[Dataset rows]
..............................
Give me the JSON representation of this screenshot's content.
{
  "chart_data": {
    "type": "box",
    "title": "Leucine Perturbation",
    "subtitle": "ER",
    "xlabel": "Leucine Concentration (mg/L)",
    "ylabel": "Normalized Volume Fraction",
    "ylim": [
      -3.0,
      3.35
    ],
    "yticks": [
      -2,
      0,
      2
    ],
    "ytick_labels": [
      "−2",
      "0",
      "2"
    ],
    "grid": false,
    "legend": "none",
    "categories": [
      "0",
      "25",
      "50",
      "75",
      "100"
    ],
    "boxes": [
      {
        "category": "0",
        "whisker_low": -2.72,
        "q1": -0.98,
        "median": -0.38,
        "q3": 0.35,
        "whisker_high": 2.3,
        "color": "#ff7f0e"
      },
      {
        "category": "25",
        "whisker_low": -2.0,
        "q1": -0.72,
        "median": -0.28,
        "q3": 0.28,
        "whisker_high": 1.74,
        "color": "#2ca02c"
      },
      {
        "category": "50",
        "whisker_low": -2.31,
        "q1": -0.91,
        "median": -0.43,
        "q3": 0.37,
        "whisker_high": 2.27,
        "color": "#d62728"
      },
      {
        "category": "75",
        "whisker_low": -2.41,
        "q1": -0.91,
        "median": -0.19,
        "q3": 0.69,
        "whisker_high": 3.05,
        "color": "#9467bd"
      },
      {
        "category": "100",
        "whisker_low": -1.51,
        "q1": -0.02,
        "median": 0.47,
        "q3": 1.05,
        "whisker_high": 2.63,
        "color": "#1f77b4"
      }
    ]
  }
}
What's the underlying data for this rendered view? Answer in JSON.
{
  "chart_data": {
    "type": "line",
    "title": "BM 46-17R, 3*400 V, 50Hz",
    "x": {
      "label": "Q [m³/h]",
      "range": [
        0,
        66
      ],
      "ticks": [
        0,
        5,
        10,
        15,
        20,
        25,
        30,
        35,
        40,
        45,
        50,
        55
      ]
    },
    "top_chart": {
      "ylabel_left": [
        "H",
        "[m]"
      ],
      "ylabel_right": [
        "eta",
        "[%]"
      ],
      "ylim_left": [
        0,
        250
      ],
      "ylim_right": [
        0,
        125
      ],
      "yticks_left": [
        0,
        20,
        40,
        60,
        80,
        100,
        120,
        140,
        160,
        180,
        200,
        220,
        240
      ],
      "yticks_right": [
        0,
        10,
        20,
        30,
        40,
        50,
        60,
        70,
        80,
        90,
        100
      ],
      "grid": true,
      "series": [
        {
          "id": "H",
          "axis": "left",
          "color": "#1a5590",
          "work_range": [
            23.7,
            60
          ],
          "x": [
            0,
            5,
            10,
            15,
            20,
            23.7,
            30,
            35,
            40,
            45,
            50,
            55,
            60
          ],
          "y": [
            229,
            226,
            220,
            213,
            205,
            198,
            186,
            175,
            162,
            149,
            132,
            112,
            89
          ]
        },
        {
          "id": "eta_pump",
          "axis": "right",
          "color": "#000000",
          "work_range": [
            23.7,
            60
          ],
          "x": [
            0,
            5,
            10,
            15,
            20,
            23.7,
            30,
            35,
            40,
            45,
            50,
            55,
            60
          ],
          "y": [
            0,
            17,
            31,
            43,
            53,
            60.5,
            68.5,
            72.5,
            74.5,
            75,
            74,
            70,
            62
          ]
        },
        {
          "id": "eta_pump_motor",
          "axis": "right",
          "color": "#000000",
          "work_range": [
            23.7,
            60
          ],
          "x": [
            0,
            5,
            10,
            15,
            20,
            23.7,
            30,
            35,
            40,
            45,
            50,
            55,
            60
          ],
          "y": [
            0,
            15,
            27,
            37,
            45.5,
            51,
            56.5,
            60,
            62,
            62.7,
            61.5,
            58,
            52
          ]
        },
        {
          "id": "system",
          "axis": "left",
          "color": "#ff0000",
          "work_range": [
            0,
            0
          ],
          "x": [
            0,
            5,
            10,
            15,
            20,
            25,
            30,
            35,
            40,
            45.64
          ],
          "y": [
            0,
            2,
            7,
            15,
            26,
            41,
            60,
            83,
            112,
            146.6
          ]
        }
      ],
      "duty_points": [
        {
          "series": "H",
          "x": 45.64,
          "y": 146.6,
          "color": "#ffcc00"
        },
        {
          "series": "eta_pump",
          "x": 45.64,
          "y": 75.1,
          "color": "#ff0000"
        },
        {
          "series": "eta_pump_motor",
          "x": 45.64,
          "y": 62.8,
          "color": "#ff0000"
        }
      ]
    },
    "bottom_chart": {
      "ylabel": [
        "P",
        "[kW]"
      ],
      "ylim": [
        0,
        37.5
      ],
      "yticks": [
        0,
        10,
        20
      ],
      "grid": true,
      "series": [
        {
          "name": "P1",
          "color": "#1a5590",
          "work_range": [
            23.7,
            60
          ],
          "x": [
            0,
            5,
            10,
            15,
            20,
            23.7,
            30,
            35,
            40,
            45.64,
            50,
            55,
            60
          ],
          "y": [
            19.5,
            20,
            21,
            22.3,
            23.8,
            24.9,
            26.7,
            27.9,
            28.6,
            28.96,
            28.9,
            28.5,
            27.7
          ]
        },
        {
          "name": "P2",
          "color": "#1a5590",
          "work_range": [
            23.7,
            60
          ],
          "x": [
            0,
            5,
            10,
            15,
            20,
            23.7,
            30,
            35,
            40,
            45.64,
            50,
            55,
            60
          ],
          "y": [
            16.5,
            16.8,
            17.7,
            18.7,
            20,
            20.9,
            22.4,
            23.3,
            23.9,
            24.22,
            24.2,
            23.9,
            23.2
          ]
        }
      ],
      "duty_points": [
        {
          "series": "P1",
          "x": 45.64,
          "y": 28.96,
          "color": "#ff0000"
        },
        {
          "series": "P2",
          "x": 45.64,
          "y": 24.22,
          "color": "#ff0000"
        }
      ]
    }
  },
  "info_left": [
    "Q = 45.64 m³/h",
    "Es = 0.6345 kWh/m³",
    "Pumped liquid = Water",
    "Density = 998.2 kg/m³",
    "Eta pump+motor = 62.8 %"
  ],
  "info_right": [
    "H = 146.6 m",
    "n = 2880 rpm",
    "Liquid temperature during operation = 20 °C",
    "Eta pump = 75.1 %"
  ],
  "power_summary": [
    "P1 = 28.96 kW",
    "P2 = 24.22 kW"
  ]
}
..............................
- EXERCISE GOAL: Emit the full listing verbatim.

- REPLY TO THE TASK:
Give me the JSON representation of this screenshot's content.
{
  "chart_data": {
    "type": "box",
    "title": "Leucine Perturbation",
    "subtitle": "ER",
    "xlabel": "Leucine Concentration (mg/L)",
    "ylabel": "Normalized Volume Fraction",
    "ylim": [
      -3.0,
      3.35
    ],
    "yticks": [
      -2,
      0,
      2
    ],
    "ytick_labels": [
      "−2",
      "0",
      "2"
    ],
    "grid": false,
    "legend": "none",
    "categories": [
      "0",
      "25",
      "50",
      "75",
      "100"
    ],
    "boxes": [
      {
        "category": "0",
        "whisker_low": -2.72,
        "q1": -0.98,
        "median": -0.38,
        "q3": 0.35,
        "whisker_high": 2.3,
        "color": "#ff7f0e"
      },
      {
        "category": "25",
        "whisker_low": -2.0,
        "q1": -0.72,
        "median": -0.28,
        "q3": 0.28,
        "whisker_high": 1.74,
        "color": "#2ca02c"
      },
      {
        "category": "50",
        "whisker_low": -2.31,
        "q1": -0.91,
        "median": -0.43,
        "q3": 0.37,
        "whisker_high": 2.27,
        "color": "#d62728"
      },
      {
        "category": "75",
        "whisker_low": -2.41,
        "q1": -0.91,
        "median": -0.19,
        "q3": 0.69,
        "whisker_high": 3.05,
        "color": "#9467bd"
      },
      {
        "category": "100",
        "whisker_low": -1.51,
        "q1": -0.02,
        "median": 0.47,
        "q3": 1.05,
        "whisker_high": 2.63,
        "color": "#1f77b4"
      }
    ]
  }
}
What's the underlying data for this rendered view? Answer in JSON.
{
  "chart_data": {
    "type": "line",
    "title": "BM 46-17R, 3*400 V, 50Hz",
    "x": {
      "label": "Q [m³/h]",
      "range": [
        0,
        66
      ],
      "ticks": [
        0,
        5,
        10,
        15,
        20,
        25,
        30,
        35,
        40,
        45,
        50,
        55
      ]
    },
    "top_chart": {
      "ylabel_left": [
        "H",
        "[m]"
      ],
      "ylabel_right": [
        "eta",
        "[%]"
      ],
      "ylim_left": [
        0,
        250
      ],
      "ylim_right": [
        0,
        125
      ],
      "yticks_left": [
        0,
        20,
        40,
        60,
        80,
        100,
        120,
        140,
        160,
        180,
        200,
        220,
        240
      ],
      "yticks_right": [
        0,
        10,
        20,
        30,
        40,
        50,
        60,
        70,
        80,
        90,
        100
      ],
      "grid": true,
      "series": [
        {
          "id": "H",
          "axis": "left",
          "color": "#1a5590",
          "work_range": [
            23.7,
            60
          ],
          "x": [
            0,
            5,
            10,
            15,
            20,
            23.7,
            30,
            35,
            40,
            45,
            50,
            55,
            60
          ],
          "y": [
            229,
            226,
            220,
            213,
            205,
            198,
            186,
            175,
            162,
            149,
            132,
            112,
            89
          ]
        },
        {
          "id": "eta_pump",
          "axis": "right",
          "color": "#000000",
          "work_range": [
            23.7,
            60
          ],
          "x": [
            0,
            5,
            10,
            15,
            20,
            23.7,
            30,
            35,
            40,
            45,
            50,
            55,
            60
          ],
          "y": [
            0,
            17,
            31,
            43,
            53,
            60.5,
            68.5,
            72.5,
            74.5,
            75,
            74,
            70,
            62
          ]
        },
        {
          "id": "eta_pump_motor",
          "axis": "right",
          "color": "#000000",
          "work_range": [
            23.7,
            60
          ],
          "x": [
            0,
            5,
            10,
            15,
            20,
            23.7,
            30,
            35,
            40,
            45,
            50,
            55,
            60
          ],
          "y": [
            0,
            15,
            27,
            37,
            45.5,
            51,
            56.5,
            60,
            62,
            62.7,
            61.5,
            58,
            52
          ]
        },
        {
          "id": "system",
          "axis": "left",
          "color": "#ff0000",
          "work_range": [
            0,
            0
          ],
          "x": [
            0,
            5,
            10,
            15,
            20,
            25,
            30,
            35,
            40,
            45.64
          ],
          "y": [
            0,
            2,
            7,
            15,
            26,
            41,
            60,
            83,
            112,
            146.6
          ]
        }
      ],
      "duty_points": [
        {
          "series": "H",
          "x": 45.64,
          "y": 146.6,
          "color": "#ffcc00"
        },
        {
          "series": "eta_pump",
          "x": 45.64,
          "y": 75.1,
          "color": "#ff0000"
        },
        {
          "series": "eta_pump_motor",
          "x": 45.64,
          "y": 62.8,
          "color": "#ff0000"
        }
      ]
    },
    "bottom_chart": {
      "ylabel": [
        "P",
        "[kW]"
      ],
      "ylim": [
        0,
        37.5
      ],
      "yticks": [
        0,
        10,
        20
      ],
      "grid": true,
      "series": [
        {
          "name": "P1",
          "color": "#1a5590",
          "work_range": [
            23.7,
            60
          ],
          "x": [
            0,
            5,
            10,
            15,
            20,
            23.7,
            30,
            35,
            40,
            45.64,
            50,
            55,
            60
          ],
          "y": [
            19.5,
            20,
            21,
            22.3,
            23.8,
            24.9,
            26.7,
            27.9,
            28.6,
            28.96,
            28.9,
            28.5,
            27.7
          ]
        },
        {
          "name": "P2",
          "color": "#1a5590",
          "work_range": [
            23.7,
            60
          ],
          "x": [
            0,
            5,
            10,
            15,
            20,
            23.7,
            30,
            35,
            40,
            45.64,
            50,
            55,
            60
          ],
          "y": [
            16.5,
            16.8,
            17.7,
            18.7,
            20,
            20.9,
            22.4,
            23.3,
            23.9,
            24.22,
            24.2,
            23.9,
            23.2
          ]
        }
      ],
      "duty_points": [
        {
          "series": "P1",
          "x": 45.64,
          "y": 28.96,
          "color": "#ff0000"
        },
        {
          "series": "P2",
          "x": 45.64,
          "y": 24.22,
          "color": "#ff0000"
        }
      ]
    }
  },
  "info_left": [
    "Q = 45.64 m³/h",
    "Es = 0.6345 kWh/m³",
    "Pumped liquid = Water",
    "Density = 998.2 kg/m³",
    "Eta pump+motor = 62.8 %"
  ],
  "info_right": [
    "H = 146.6 m",
    "n = 2880 rpm",
    "Liquid temperature during operation = 20 °C",
    "Eta pump = 75.1 %"
  ],
  "power_summary": [
    "P1 = 28.96 kW",
    "P2 = 24.22 kW"
  ]
}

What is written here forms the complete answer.